**Task goal**
Set down each record below precisely, skipping the pictures.

**Information supplied**
###

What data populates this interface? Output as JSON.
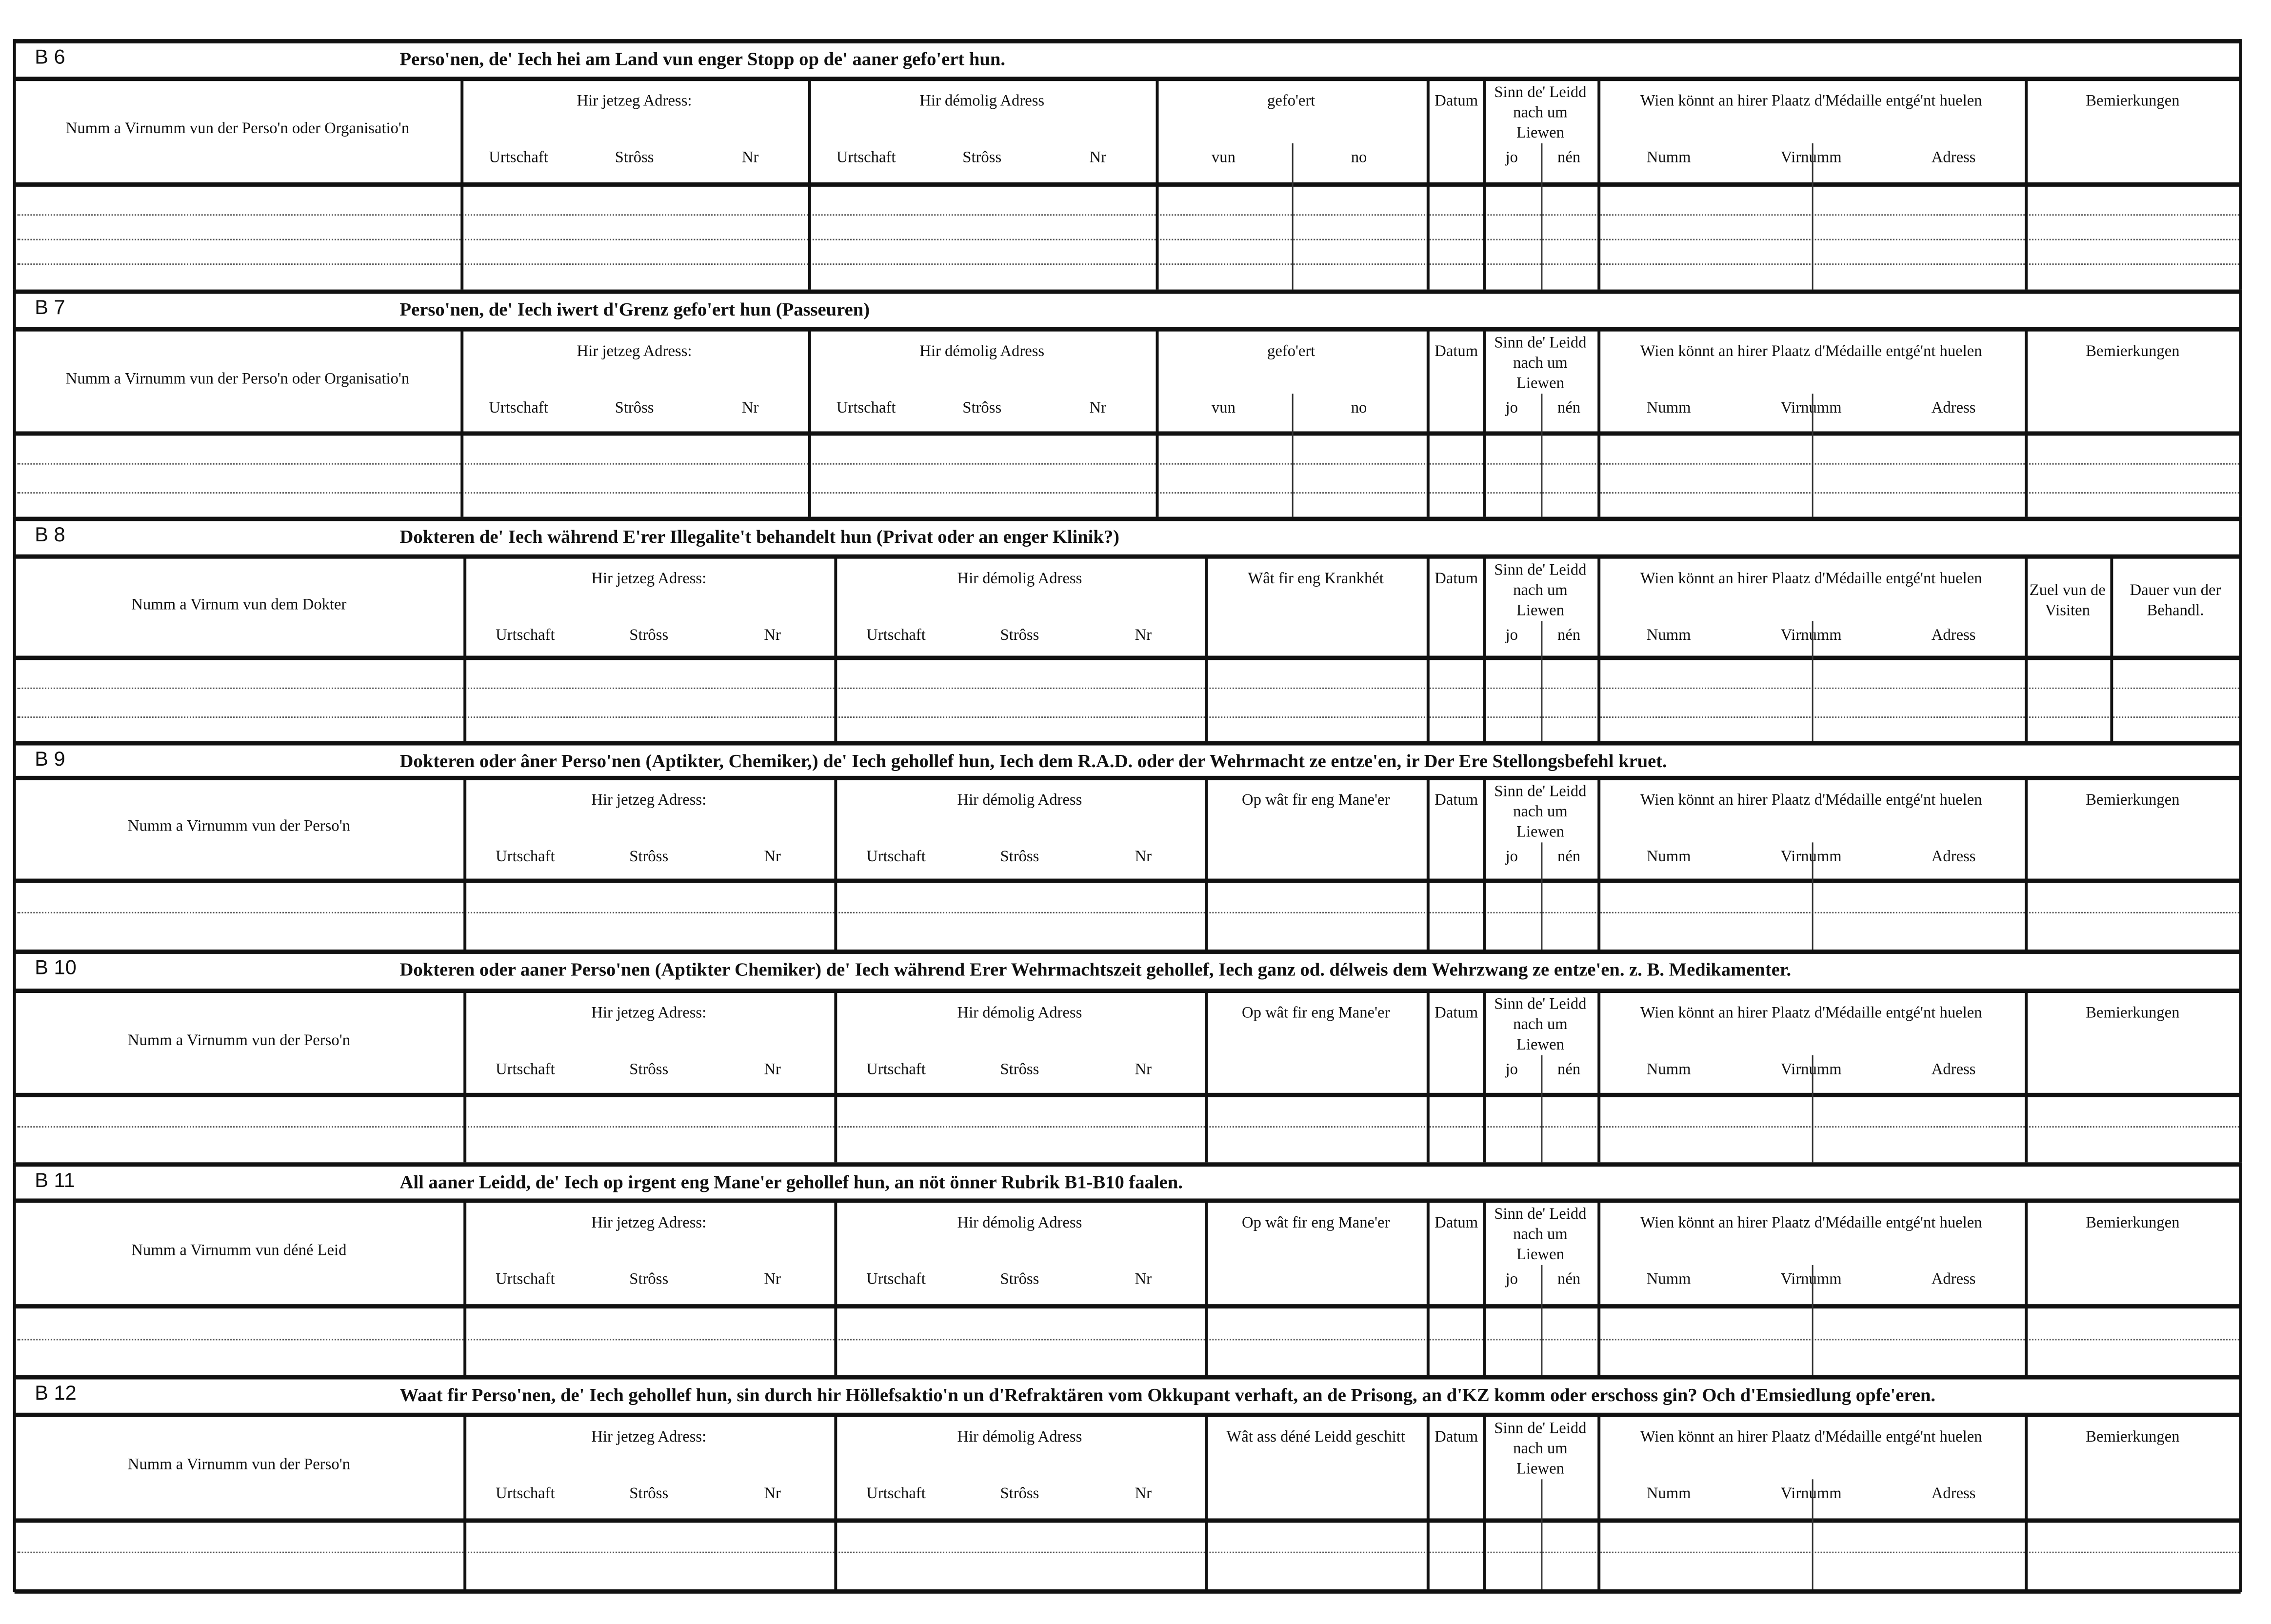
{
  "sections": [
    {
      "code": "B 6",
      "title": "Perso'nen, de' Iech hei am Land vun enger Stopp  op de' aaner gefo'ert hun.",
      "columns": [
        {
          "label": "Numm a Virnumm vun der Perso'n oder Organisatio'n"
        },
        {
          "label": "Hir jetzeg Adress:",
          "sub": [
            "Urtschaft",
            "Strôss",
            "Nr"
          ]
        },
        {
          "label": "Hir démolig Adress",
          "sub": [
            "Urtschaft",
            "Strôss",
            "Nr"
          ]
        },
        {
          "label": "gefo'ert",
          "sub": [
            "vun",
            "no"
          ]
        },
        {
          "label": "Datum"
        },
        {
          "label": "Sinn de' Leidd nach um Liewen",
          "sub": [
            "jo",
            "nén"
          ]
        },
        {
          "label": "Wien könnt an hirer Plaatz d'Médaille entgé'nt huelen",
          "sub": [
            "Numm",
            "Virnumm",
            "Adress"
          ]
        },
        {
          "label": "Bemierkungen"
        }
      ]
    },
    {
      "code": "B 7",
      "title": "Perso'nen, de' Iech iwert d'Grenz gefo'ert hun (Passeuren)",
      "columns": [
        {
          "label": "Numm a Virnumm vun der Perso'n oder Organisatio'n"
        },
        {
          "label": "Hir jetzeg Adress:",
          "sub": [
            "Urtschaft",
            "Strôss",
            "Nr"
          ]
        },
        {
          "label": "Hir démolig Adress",
          "sub": [
            "Urtschaft",
            "Strôss",
            "Nr"
          ]
        },
        {
          "label": "gefo'ert",
          "sub": [
            "vun",
            "no"
          ]
        },
        {
          "label": "Datum"
        },
        {
          "label": "Sinn de' Leidd nach um Liewen",
          "sub": [
            "jo",
            "nén"
          ]
        },
        {
          "label": "Wien könnt an hirer Plaatz d'Médaille entgé'nt huelen",
          "sub": [
            "Numm",
            "Virnumm",
            "Adress"
          ]
        },
        {
          "label": "Bemierkungen"
        }
      ]
    },
    {
      "code": "B 8",
      "title": "Dokteren de' Iech während E'rer Illegalite't behandelt hun (Privat oder an enger Klinik?)",
      "columns": [
        {
          "label": "Numm a Virnum vun dem Dokter"
        },
        {
          "label": "Hir jetzeg Adress:",
          "sub": [
            "Urtschaft",
            "Strôss",
            "Nr"
          ]
        },
        {
          "label": "Hir démolig Adress",
          "sub": [
            "Urtschaft",
            "Strôss",
            "Nr"
          ]
        },
        {
          "label": "Wât fir eng Krankhét"
        },
        {
          "label": "Datum"
        },
        {
          "label": "Sinn de' Leidd nach um Liewen",
          "sub": [
            "jo",
            "nén"
          ]
        },
        {
          "label": "Wien könnt an hirer Plaatz d'Médaille entgé'nt huelen",
          "sub": [
            "Numm",
            "Virnumm",
            "Adress"
          ]
        },
        {
          "label": "Zuel vun de Visiten"
        },
        {
          "label": "Dauer vun der Behandl."
        }
      ]
    },
    {
      "code": "B 9",
      "title": "Dokteren oder âner Perso'nen (Aptikter, Chemiker,) de' Iech gehollef hun, Iech dem R.A.D. oder der Wehrmacht ze entze'en, ir Der Ere Stellongsbefehl kruet.",
      "columns": [
        {
          "label": "Numm a Virnumm vun der Perso'n"
        },
        {
          "label": "Hir jetzeg Adress:",
          "sub": [
            "Urtschaft",
            "Strôss",
            "Nr"
          ]
        },
        {
          "label": "Hir démolig Adress",
          "sub": [
            "Urtschaft",
            "Strôss",
            "Nr"
          ]
        },
        {
          "label": "Op wât fir eng Mane'er"
        },
        {
          "label": "Datum"
        },
        {
          "label": "Sinn de' Leidd nach um Liewen",
          "sub": [
            "jo",
            "nén"
          ]
        },
        {
          "label": "Wien könnt an hirer Plaatz d'Médaille entgé'nt huelen",
          "sub": [
            "Numm",
            "Virnumm",
            "Adress"
          ]
        },
        {
          "label": "Bemierkungen"
        }
      ]
    },
    {
      "code": "B 10",
      "title": "Dokteren oder aaner Perso'nen (Aptikter Chemiker) de' Iech während Erer Wehrmachtszeit gehollef, Iech ganz od. délweis dem Wehrzwang ze entze'en. z. B. Medikamenter.",
      "columns": [
        {
          "label": "Numm a Virnumm vun der Perso'n"
        },
        {
          "label": "Hir jetzeg Adress:",
          "sub": [
            "Urtschaft",
            "Strôss",
            "Nr"
          ]
        },
        {
          "label": "Hir démolig Adress",
          "sub": [
            "Urtschaft",
            "Strôss",
            "Nr"
          ]
        },
        {
          "label": "Op wât fir eng Mane'er"
        },
        {
          "label": "Datum"
        },
        {
          "label": "Sinn de' Leidd nach um Liewen",
          "sub": [
            "jo",
            "nén"
          ]
        },
        {
          "label": "Wien könnt an hirer Plaatz d'Médaille entgé'nt huelen",
          "sub": [
            "Numm",
            "Virnumm",
            "Adress"
          ]
        },
        {
          "label": "Bemierkungen"
        }
      ]
    },
    {
      "code": "B 11",
      "title": "All aaner Leidd, de' Iech op irgent eng Mane'er  gehollef hun, an nöt önner Rubrik B1-B10 faalen.",
      "columns": [
        {
          "label": "Numm a Virnumm vun déné Leid"
        },
        {
          "label": "Hir jetzeg Adress:",
          "sub": [
            "Urtschaft",
            "Strôss",
            "Nr"
          ]
        },
        {
          "label": "Hir démolig Adress",
          "sub": [
            "Urtschaft",
            "Strôss",
            "Nr"
          ]
        },
        {
          "label": "Op wât fir eng Mane'er"
        },
        {
          "label": "Datum"
        },
        {
          "label": "Sinn de' Leidd nach um Liewen",
          "sub": [
            "jo",
            "nén"
          ]
        },
        {
          "label": "Wien könnt an hirer Plaatz d'Médaille entgé'nt huelen",
          "sub": [
            "Numm",
            "Virnumm",
            "Adress"
          ]
        },
        {
          "label": "Bemierkungen"
        }
      ]
    },
    {
      "code": "B 12",
      "title": "Waat fir Perso'nen, de' Iech gehollef hun, sin durch hir Höllefsaktio'n un d'Refraktären vom Okkupant verhaft, an de Prisong, an d'KZ komm oder  erschoss gin? Och d'Emsiedlung opfe'eren.",
      "columns": [
        {
          "label": "Numm a Virnumm vun der Perso'n"
        },
        {
          "label": "Hir jetzeg Adress:",
          "sub": [
            "Urtschaft",
            "Strôss",
            "Nr"
          ]
        },
        {
          "label": "Hir démolig Adress",
          "sub": [
            "Urtschaft",
            "Strôss",
            "Nr"
          ]
        },
        {
          "label": "Wât ass déné Leidd geschitt"
        },
        {
          "label": "Datum"
        },
        {
          "label": "Sinn de' Leidd nach um Liewen"
        },
        {
          "label": "Wien könnt an hirer Plaatz d'Médaille entgé'nt huelen",
          "sub": [
            "Numm",
            "Virnumm",
            "Adress"
          ]
        },
        {
          "label": "Bemierkungen"
        }
      ]
    }
  ]
}
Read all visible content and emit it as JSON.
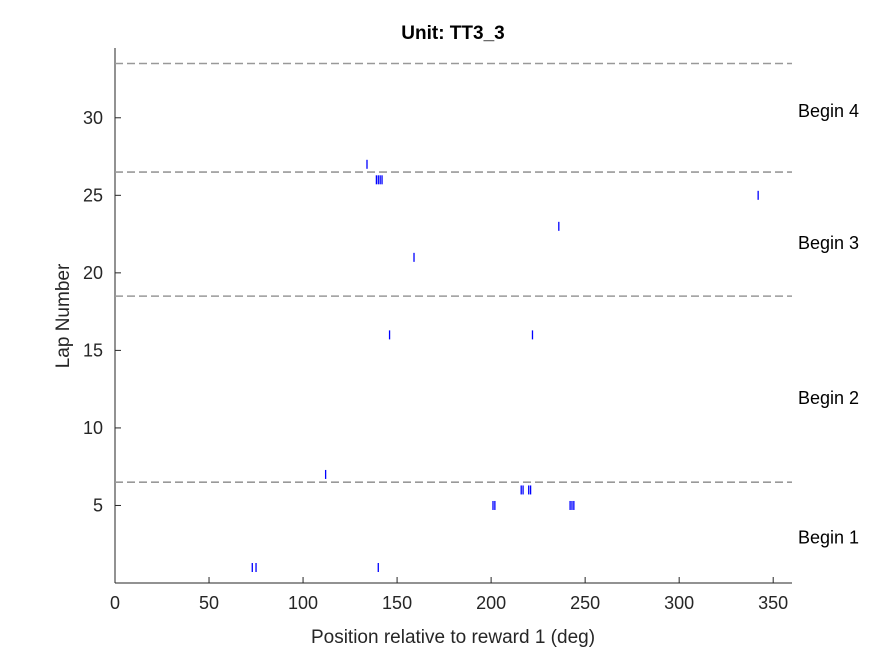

###

**Output below**
What data populates this interface? Output as JSON.
{
  "sections": [
    {
      "code": "B 6",
      "title": "Perso'nen, de' Iech hei am Land vun enger Stopp  op de' aaner gefo'ert hun.",
      "columns": [
        {
          "label": "Numm a Virnumm vun der Perso'n oder Organisatio'n"
        },
        {
          "label": "Hir jetzeg Adress:",
          "sub": [
            "Urtschaft",
            "Strôss",
            "Nr"
          ]
        },
        {
          "label": "Hir démolig Adress",
          "sub": [
            "Urtschaft",
            "Strôss",
            "Nr"
          ]
        },
        {
          "label": "gefo'ert",
          "sub": [
            "vun",
            "no"
          ]
        },
        {
          "label": "Datum"
        },
        {
          "label": "Sinn de' Leidd nach um Liewen",
          "sub": [
            "jo",
            "nén"
          ]
        },
        {
          "label": "Wien könnt an hirer Plaatz d'Médaille entgé'nt huelen",
          "sub": [
            "Numm",
            "Virnumm",
            "Adress"
          ]
        },
        {
          "label": "Bemierkungen"
        }
      ]
    },
    {
      "code": "B 7",
      "title": "Perso'nen, de' Iech iwert d'Grenz gefo'ert hun (Passeuren)",
      "columns": [
        {
          "label": "Numm a Virnumm vun der Perso'n oder Organisatio'n"
        },
        {
          "label": "Hir jetzeg Adress:",
          "sub": [
            "Urtschaft",
            "Strôss",
            "Nr"
          ]
        },
        {
          "label": "Hir démolig Adress",
          "sub": [
            "Urtschaft",
            "Strôss",
            "Nr"
          ]
        },
        {
          "label": "gefo'ert",
          "sub": [
            "vun",
            "no"
          ]
        },
        {
          "label": "Datum"
        },
        {
          "label": "Sinn de' Leidd nach um Liewen",
          "sub": [
            "jo",
            "nén"
          ]
        },
        {
          "label": "Wien könnt an hirer Plaatz d'Médaille entgé'nt huelen",
          "sub": [
            "Numm",
            "Virnumm",
            "Adress"
          ]
        },
        {
          "label": "Bemierkungen"
        }
      ]
    },
    {
      "code": "B 8",
      "title": "Dokteren de' Iech während E'rer Illegalite't behandelt hun (Privat oder an enger Klinik?)",
      "columns": [
        {
          "label": "Numm a Virnum vun dem Dokter"
        },
        {
          "label": "Hir jetzeg Adress:",
          "sub": [
            "Urtschaft",
            "Strôss",
            "Nr"
          ]
        },
        {
          "label": "Hir démolig Adress",
          "sub": [
            "Urtschaft",
            "Strôss",
            "Nr"
          ]
        },
        {
          "label": "Wât fir eng Krankhét"
        },
        {
          "label": "Datum"
        },
        {
          "label": "Sinn de' Leidd nach um Liewen",
          "sub": [
            "jo",
            "nén"
          ]
        },
        {
          "label": "Wien könnt an hirer Plaatz d'Médaille entgé'nt huelen",
          "sub": [
            "Numm",
            "Virnumm",
            "Adress"
          ]
        },
        {
          "label": "Zuel vun de Visiten"
        },
        {
          "label": "Dauer vun der Behandl."
        }
      ]
    },
    {
      "code": "B 9",
      "title": "Dokteren oder âner Perso'nen (Aptikter, Chemiker,) de' Iech gehollef hun, Iech dem R.A.D. oder der Wehrmacht ze entze'en, ir Der Ere Stellongsbefehl kruet.",
      "columns": [
        {
          "label": "Numm a Virnumm vun der Perso'n"
        },
        {
          "label": "Hir jetzeg Adress:",
          "sub": [
            "Urtschaft",
            "Strôss",
            "Nr"
          ]
        },
        {
          "label": "Hir démolig Adress",
          "sub": [
            "Urtschaft",
            "Strôss",
            "Nr"
          ]
        },
        {
          "label": "Op wât fir eng Mane'er"
        },
        {
          "label": "Datum"
        },
        {
          "label": "Sinn de' Leidd nach um Liewen",
          "sub": [
            "jo",
            "nén"
          ]
        },
        {
          "label": "Wien könnt an hirer Plaatz d'Médaille entgé'nt huelen",
          "sub": [
            "Numm",
            "Virnumm",
            "Adress"
          ]
        },
        {
          "label": "Bemierkungen"
        }
      ]
    },
    {
      "code": "B 10",
      "title": "Dokteren oder aaner Perso'nen (Aptikter Chemiker) de' Iech während Erer Wehrmachtszeit gehollef, Iech ganz od. délweis dem Wehrzwang ze entze'en. z. B. Medikamenter.",
      "columns": [
        {
          "label": "Numm a Virnumm vun der Perso'n"
        },
        {
          "label": "Hir jetzeg Adress:",
          "sub": [
            "Urtschaft",
            "Strôss",
            "Nr"
          ]
        },
        {
          "label": "Hir démolig Adress",
          "sub": [
            "Urtschaft",
            "Strôss",
            "Nr"
          ]
        },
        {
          "label": "Op wât fir eng Mane'er"
        },
        {
          "label": "Datum"
        },
        {
          "label": "Sinn de' Leidd nach um Liewen",
          "sub": [
            "jo",
            "nén"
          ]
        },
        {
          "label": "Wien könnt an hirer Plaatz d'Médaille entgé'nt huelen",
          "sub": [
            "Numm",
            "Virnumm",
            "Adress"
          ]
        },
        {
          "label": "Bemierkungen"
        }
      ]
    },
    {
      "code": "B 11",
      "title": "All aaner Leidd, de' Iech op irgent eng Mane'er  gehollef hun, an nöt önner Rubrik B1-B10 faalen.",
      "columns": [
        {
          "label": "Numm a Virnumm vun déné Leid"
        },
        {
          "label": "Hir jetzeg Adress:",
          "sub": [
            "Urtschaft",
            "Strôss",
            "Nr"
          ]
        },
        {
          "label": "Hir démolig Adress",
          "sub": [
            "Urtschaft",
            "Strôss",
            "Nr"
          ]
        },
        {
          "label": "Op wât fir eng Mane'er"
        },
        {
          "label": "Datum"
        },
        {
          "label": "Sinn de' Leidd nach um Liewen",
          "sub": [
            "jo",
            "nén"
          ]
        },
        {
          "label": "Wien könnt an hirer Plaatz d'Médaille entgé'nt huelen",
          "sub": [
            "Numm",
            "Virnumm",
            "Adress"
          ]
        },
        {
          "label": "Bemierkungen"
        }
      ]
    },
    {
      "code": "B 12",
      "title": "Waat fir Perso'nen, de' Iech gehollef hun, sin durch hir Höllefsaktio'n un d'Refraktären vom Okkupant verhaft, an de Prisong, an d'KZ komm oder  erschoss gin? Och d'Emsiedlung opfe'eren.",
      "columns": [
        {
          "label": "Numm a Virnumm vun der Perso'n"
        },
        {
          "label": "Hir jetzeg Adress:",
          "sub": [
            "Urtschaft",
            "Strôss",
            "Nr"
          ]
        },
        {
          "label": "Hir démolig Adress",
          "sub": [
            "Urtschaft",
            "Strôss",
            "Nr"
          ]
        },
        {
          "label": "Wât ass déné Leidd geschitt"
        },
        {
          "label": "Datum"
        },
        {
          "label": "Sinn de' Leidd nach um Liewen"
        },
        {
          "label": "Wien könnt an hirer Plaatz d'Médaille entgé'nt huelen",
          "sub": [
            "Numm",
            "Virnumm",
            "Adress"
          ]
        },
        {
          "label": "Bemierkungen"
        }
      ]
    }
  ]
}
Read all visible content and emit it as JSON.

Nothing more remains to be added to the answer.